WHAT NEEDS TO BE DONE ▸ Copy the records word for word, from the first line down to and including the line containing "signal-icon <box>340 8 362 30</box>".

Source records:
========

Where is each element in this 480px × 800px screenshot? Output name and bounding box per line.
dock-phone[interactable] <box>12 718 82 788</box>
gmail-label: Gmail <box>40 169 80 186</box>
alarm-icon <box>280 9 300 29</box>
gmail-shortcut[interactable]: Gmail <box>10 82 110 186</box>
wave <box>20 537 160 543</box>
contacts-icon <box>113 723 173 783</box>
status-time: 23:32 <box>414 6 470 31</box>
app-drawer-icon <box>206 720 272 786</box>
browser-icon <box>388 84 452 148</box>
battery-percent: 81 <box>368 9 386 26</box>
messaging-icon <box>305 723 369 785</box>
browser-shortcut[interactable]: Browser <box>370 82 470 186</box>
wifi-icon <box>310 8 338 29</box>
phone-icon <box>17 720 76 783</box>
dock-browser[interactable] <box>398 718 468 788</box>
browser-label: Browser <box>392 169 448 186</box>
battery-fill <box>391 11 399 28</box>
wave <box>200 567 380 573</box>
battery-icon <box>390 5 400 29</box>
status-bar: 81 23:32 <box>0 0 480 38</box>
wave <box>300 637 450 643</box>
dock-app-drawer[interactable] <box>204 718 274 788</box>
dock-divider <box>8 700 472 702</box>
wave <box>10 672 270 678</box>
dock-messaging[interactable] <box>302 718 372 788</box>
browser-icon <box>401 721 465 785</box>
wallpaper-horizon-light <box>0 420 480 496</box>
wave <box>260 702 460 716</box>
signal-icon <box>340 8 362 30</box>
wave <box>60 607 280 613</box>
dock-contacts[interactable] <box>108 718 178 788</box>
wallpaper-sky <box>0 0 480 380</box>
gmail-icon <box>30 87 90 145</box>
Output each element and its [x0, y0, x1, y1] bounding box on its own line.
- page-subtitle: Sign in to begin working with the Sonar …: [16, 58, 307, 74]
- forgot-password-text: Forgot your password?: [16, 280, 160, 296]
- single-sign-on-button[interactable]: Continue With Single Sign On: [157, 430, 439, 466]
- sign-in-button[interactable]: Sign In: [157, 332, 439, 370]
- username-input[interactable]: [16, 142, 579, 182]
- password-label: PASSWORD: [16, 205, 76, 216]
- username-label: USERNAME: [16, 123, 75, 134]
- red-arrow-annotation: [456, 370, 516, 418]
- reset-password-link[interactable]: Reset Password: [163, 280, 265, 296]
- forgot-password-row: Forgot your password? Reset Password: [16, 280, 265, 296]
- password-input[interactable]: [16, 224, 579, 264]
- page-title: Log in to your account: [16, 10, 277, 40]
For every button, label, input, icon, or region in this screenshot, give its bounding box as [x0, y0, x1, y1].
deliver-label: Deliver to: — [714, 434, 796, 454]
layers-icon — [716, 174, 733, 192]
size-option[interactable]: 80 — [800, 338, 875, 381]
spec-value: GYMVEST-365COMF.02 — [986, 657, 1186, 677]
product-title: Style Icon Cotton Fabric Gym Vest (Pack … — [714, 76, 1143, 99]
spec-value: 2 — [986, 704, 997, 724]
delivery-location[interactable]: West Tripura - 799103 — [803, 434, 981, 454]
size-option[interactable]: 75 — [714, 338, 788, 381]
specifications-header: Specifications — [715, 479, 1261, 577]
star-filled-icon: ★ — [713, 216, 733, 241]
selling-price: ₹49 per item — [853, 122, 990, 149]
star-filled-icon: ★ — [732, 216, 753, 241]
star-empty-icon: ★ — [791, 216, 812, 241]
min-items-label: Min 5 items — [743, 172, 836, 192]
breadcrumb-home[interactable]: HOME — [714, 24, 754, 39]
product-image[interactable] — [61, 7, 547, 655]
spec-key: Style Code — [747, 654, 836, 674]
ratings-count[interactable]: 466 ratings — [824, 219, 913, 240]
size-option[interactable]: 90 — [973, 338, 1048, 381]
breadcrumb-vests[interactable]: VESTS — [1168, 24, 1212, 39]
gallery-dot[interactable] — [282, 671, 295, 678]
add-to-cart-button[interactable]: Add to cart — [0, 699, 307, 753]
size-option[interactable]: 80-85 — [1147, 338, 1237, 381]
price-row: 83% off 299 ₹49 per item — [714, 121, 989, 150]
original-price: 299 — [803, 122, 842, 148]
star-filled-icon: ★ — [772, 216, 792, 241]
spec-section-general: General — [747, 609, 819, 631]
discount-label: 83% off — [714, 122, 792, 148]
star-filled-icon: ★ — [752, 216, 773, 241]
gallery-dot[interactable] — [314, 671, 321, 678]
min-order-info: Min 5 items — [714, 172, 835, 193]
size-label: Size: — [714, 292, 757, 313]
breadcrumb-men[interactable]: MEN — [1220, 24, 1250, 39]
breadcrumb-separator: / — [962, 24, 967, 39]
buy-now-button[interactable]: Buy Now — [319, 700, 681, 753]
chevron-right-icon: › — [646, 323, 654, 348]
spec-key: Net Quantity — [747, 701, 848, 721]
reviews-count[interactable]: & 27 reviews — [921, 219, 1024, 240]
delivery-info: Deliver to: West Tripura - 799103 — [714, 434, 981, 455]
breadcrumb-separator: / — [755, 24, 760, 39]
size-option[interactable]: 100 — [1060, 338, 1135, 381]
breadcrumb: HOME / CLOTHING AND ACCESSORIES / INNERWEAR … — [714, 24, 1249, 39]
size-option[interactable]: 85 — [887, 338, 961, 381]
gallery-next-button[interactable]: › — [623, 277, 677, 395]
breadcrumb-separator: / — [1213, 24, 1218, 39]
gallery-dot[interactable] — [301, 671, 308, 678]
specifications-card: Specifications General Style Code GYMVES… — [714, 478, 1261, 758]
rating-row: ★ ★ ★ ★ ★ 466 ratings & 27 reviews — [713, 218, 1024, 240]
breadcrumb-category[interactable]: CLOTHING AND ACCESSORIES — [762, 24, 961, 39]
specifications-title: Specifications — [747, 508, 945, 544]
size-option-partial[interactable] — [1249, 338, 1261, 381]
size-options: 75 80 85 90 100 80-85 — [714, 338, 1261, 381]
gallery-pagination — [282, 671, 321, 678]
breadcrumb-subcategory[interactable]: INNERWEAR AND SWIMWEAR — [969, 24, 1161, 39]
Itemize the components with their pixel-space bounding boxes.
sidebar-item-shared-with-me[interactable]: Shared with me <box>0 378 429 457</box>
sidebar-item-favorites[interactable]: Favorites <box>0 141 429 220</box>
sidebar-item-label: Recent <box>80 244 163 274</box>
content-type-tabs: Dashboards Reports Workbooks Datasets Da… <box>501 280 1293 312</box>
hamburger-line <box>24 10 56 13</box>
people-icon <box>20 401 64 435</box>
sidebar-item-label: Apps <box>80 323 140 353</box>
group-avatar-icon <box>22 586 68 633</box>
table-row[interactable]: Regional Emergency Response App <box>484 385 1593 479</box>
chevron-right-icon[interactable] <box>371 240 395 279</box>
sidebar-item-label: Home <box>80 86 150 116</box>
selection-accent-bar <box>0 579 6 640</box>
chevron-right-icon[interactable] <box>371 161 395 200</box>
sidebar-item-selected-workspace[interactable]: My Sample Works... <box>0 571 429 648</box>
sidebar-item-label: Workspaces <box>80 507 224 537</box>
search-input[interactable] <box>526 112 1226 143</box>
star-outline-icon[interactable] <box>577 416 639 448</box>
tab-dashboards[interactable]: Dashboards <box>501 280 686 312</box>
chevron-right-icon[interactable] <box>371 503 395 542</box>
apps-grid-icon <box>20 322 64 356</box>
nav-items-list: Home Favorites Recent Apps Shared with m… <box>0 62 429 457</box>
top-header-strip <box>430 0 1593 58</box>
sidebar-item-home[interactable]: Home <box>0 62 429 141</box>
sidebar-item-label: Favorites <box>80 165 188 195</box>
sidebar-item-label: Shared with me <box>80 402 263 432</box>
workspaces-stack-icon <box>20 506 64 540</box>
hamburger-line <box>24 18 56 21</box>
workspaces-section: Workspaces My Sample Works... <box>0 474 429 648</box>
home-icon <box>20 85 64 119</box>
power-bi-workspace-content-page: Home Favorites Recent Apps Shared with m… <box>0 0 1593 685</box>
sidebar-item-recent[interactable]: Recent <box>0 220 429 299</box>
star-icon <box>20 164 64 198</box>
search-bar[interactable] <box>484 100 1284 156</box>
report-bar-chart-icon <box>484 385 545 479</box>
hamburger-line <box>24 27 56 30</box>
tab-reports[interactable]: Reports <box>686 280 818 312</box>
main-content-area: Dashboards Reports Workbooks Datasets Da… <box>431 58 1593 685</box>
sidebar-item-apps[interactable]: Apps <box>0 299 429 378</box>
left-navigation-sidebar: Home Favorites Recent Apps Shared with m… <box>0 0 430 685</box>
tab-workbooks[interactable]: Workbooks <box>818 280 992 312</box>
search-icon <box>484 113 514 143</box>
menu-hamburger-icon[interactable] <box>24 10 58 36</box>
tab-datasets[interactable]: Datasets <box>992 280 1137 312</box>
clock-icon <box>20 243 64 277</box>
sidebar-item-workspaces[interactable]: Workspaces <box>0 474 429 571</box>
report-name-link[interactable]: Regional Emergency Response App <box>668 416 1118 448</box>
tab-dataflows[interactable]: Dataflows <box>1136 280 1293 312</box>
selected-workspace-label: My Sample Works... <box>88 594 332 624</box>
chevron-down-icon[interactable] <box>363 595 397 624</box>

========

ANSWER TO THIS EXERCISE ▸
Where is each element in this 480px × 800px screenshot? Output name and bounding box per line.
dock-phone[interactable] <box>12 718 82 788</box>
gmail-label: Gmail <box>40 169 80 186</box>
alarm-icon <box>280 9 300 29</box>
gmail-shortcut[interactable]: Gmail <box>10 82 110 186</box>
wave <box>20 537 160 543</box>
contacts-icon <box>113 723 173 783</box>
status-time: 23:32 <box>414 6 470 31</box>
app-drawer-icon <box>206 720 272 786</box>
browser-icon <box>388 84 452 148</box>
battery-percent: 81 <box>368 9 386 26</box>
messaging-icon <box>305 723 369 785</box>
browser-shortcut[interactable]: Browser <box>370 82 470 186</box>
wifi-icon <box>310 8 338 29</box>
phone-icon <box>17 720 76 783</box>
dock-browser[interactable] <box>398 718 468 788</box>
browser-label: Browser <box>392 169 448 186</box>
battery-fill <box>391 11 399 28</box>
wave <box>200 567 380 573</box>
battery-icon <box>390 5 400 29</box>
status-bar: 81 23:32 <box>0 0 480 38</box>
wave <box>300 637 450 643</box>
dock-app-drawer[interactable] <box>204 718 274 788</box>
dock-divider <box>8 700 472 702</box>
wave <box>10 672 270 678</box>
dock-messaging[interactable] <box>302 718 372 788</box>
browser-icon <box>401 721 465 785</box>
wallpaper-horizon-light <box>0 420 480 496</box>
wave <box>260 702 460 716</box>
signal-icon <box>340 8 362 30</box>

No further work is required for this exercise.